Dataset records

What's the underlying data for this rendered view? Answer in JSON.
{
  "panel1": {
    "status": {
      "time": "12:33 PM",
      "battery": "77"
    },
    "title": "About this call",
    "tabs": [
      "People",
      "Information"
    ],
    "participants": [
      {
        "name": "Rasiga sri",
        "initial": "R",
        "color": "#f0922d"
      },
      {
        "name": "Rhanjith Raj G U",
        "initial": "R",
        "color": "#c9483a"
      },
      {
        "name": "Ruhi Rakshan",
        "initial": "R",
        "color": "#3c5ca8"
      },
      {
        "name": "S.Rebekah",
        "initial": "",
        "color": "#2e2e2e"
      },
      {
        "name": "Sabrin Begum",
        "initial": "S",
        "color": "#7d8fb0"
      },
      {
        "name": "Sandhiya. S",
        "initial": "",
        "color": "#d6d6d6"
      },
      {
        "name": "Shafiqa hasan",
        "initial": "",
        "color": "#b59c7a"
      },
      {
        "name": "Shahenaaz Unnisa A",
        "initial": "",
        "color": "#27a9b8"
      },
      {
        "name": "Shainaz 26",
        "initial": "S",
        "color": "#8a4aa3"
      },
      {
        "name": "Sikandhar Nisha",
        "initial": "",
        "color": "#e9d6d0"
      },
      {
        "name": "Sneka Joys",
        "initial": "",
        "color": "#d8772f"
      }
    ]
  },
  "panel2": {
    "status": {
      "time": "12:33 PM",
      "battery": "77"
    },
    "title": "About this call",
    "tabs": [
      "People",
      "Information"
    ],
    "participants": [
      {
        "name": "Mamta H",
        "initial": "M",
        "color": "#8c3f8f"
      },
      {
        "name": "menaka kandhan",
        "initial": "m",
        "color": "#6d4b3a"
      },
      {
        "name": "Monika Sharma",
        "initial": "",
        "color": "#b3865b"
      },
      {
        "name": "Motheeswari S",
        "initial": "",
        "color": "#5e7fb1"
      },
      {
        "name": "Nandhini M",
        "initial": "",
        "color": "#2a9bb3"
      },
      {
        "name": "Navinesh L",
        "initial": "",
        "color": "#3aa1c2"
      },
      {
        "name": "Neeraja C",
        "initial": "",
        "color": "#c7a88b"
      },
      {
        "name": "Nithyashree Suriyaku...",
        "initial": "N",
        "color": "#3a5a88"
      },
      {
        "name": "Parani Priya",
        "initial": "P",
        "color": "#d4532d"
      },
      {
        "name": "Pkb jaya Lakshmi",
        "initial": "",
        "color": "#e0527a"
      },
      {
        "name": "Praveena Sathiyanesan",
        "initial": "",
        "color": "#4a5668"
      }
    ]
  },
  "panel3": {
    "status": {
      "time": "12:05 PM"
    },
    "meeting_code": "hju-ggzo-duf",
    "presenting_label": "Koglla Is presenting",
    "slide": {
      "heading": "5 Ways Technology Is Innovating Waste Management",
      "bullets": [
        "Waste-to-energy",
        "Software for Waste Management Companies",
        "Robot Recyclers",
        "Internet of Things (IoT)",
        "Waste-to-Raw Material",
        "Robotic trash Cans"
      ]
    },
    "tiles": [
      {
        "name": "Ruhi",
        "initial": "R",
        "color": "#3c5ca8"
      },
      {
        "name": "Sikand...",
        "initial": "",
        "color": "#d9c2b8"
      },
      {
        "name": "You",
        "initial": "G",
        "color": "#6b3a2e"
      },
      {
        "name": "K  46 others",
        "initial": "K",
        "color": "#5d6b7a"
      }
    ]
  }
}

EXERCISE BRIEF: Each line in the entries above that includes the string "Management" should be extracted.

COMPLETED TASK:
      "heading": "5 Ways Technology Is Innovating Waste Management",
        "Software for Waste Management Companies",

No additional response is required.